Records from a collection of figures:
====

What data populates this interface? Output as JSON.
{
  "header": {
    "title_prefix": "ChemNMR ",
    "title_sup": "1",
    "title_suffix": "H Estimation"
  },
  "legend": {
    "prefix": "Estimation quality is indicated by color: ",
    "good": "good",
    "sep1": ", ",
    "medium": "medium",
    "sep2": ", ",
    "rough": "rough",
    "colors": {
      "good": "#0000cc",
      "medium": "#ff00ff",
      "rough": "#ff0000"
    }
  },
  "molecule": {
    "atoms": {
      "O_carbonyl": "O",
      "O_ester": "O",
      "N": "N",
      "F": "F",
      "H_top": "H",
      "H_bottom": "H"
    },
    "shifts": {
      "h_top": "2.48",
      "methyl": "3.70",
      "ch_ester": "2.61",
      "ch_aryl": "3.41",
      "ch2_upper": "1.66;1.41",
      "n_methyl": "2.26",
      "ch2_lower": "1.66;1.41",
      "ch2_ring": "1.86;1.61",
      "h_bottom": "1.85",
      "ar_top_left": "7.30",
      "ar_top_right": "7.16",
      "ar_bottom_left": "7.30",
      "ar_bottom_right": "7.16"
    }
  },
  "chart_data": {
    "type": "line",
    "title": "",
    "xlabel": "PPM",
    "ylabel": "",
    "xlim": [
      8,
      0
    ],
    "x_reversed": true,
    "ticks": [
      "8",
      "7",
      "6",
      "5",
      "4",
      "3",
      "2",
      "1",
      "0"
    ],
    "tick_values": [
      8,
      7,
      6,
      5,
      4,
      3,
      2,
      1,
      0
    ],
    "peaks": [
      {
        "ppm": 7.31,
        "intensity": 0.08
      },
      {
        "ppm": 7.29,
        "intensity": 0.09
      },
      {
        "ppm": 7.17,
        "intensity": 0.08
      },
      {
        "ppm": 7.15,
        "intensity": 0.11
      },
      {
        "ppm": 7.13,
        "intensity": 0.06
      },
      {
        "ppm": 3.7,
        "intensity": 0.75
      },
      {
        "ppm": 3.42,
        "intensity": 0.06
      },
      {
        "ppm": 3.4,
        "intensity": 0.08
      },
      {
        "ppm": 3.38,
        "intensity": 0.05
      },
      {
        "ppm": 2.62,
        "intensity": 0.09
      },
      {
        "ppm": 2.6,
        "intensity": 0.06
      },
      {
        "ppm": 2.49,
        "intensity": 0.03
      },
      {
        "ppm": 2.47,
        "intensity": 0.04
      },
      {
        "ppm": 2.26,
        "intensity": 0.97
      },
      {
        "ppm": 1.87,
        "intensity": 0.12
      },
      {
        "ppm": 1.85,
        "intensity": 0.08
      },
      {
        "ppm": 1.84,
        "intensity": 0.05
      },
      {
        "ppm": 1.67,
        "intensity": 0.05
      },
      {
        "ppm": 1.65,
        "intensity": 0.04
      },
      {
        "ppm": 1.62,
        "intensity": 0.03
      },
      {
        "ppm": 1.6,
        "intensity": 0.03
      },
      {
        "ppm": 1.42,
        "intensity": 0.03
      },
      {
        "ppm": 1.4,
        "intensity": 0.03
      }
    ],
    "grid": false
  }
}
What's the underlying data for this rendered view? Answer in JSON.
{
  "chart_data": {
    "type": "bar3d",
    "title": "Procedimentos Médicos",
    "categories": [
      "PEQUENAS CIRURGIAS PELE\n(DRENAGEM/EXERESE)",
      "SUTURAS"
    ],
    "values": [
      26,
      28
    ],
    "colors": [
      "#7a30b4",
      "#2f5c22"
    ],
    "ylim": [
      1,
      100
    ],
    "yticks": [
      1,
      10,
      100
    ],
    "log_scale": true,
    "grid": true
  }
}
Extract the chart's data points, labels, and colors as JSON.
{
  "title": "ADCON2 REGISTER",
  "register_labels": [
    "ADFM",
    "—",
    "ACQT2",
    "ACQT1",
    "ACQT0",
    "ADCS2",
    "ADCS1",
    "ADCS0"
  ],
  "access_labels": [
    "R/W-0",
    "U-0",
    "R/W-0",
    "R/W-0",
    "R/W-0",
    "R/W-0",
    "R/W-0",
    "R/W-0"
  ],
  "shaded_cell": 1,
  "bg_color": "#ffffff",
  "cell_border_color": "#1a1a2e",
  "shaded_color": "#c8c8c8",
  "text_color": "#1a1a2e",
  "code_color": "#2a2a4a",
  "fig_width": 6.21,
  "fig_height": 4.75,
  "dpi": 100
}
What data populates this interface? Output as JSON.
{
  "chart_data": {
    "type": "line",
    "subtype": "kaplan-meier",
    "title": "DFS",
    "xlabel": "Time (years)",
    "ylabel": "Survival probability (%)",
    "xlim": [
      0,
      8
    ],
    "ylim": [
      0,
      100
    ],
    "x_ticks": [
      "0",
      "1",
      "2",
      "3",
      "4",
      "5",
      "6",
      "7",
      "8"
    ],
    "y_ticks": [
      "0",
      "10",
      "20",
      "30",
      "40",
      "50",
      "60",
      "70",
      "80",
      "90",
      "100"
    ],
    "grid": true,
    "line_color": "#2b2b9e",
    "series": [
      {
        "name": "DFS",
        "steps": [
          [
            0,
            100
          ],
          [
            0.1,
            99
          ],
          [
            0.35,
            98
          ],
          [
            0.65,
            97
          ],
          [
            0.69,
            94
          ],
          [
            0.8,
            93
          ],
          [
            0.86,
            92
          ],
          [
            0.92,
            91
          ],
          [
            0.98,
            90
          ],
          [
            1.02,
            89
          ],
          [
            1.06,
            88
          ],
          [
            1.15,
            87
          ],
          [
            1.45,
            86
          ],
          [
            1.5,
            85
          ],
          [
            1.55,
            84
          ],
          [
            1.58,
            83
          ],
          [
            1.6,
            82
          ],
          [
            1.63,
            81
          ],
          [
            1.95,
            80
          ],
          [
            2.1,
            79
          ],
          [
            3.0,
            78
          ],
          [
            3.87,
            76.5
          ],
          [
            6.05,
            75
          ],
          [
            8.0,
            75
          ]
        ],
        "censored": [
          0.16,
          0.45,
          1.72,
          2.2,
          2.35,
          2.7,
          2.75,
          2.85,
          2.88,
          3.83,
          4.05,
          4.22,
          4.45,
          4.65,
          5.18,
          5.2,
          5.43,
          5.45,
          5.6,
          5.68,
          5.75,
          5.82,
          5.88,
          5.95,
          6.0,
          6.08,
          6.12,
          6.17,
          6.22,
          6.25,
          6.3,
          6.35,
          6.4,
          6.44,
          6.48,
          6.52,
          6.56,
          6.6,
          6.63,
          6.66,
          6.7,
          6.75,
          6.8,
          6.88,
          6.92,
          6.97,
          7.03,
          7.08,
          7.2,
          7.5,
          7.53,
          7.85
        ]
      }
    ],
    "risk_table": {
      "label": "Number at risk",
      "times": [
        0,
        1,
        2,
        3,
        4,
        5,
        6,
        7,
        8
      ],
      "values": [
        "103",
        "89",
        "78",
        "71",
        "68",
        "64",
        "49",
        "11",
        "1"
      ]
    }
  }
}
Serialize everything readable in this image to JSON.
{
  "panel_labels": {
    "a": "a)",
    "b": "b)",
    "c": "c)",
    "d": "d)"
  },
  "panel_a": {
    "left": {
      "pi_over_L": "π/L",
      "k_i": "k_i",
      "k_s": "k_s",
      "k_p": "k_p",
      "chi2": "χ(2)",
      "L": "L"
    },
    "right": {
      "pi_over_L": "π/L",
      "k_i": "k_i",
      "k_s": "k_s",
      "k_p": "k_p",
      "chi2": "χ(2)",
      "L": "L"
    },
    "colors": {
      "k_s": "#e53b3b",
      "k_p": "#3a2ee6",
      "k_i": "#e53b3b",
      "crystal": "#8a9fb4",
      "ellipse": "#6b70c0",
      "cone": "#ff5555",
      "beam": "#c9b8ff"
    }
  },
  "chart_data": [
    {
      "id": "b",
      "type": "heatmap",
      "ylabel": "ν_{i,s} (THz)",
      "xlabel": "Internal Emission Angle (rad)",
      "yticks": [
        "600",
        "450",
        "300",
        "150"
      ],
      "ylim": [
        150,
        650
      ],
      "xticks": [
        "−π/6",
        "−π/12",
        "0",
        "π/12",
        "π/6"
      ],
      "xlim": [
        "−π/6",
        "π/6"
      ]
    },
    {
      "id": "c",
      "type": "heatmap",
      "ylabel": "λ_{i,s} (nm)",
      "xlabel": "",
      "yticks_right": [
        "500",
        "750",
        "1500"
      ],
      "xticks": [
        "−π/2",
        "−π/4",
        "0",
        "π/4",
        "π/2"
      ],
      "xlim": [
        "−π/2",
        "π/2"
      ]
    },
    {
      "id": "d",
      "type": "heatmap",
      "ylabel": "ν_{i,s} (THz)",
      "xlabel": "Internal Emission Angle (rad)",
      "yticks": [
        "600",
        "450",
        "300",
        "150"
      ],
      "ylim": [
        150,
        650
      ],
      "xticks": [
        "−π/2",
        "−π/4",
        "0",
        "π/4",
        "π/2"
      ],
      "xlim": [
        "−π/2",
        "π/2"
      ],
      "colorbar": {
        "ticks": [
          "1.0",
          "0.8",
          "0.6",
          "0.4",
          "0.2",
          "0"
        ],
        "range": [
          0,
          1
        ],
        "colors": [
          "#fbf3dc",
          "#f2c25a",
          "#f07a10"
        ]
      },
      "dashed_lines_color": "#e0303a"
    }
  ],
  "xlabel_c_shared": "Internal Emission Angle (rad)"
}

====

What is required ▸ Of the lines in the material, how many hold the word "true"? Reply with the number only.

Expected answer ▸ 4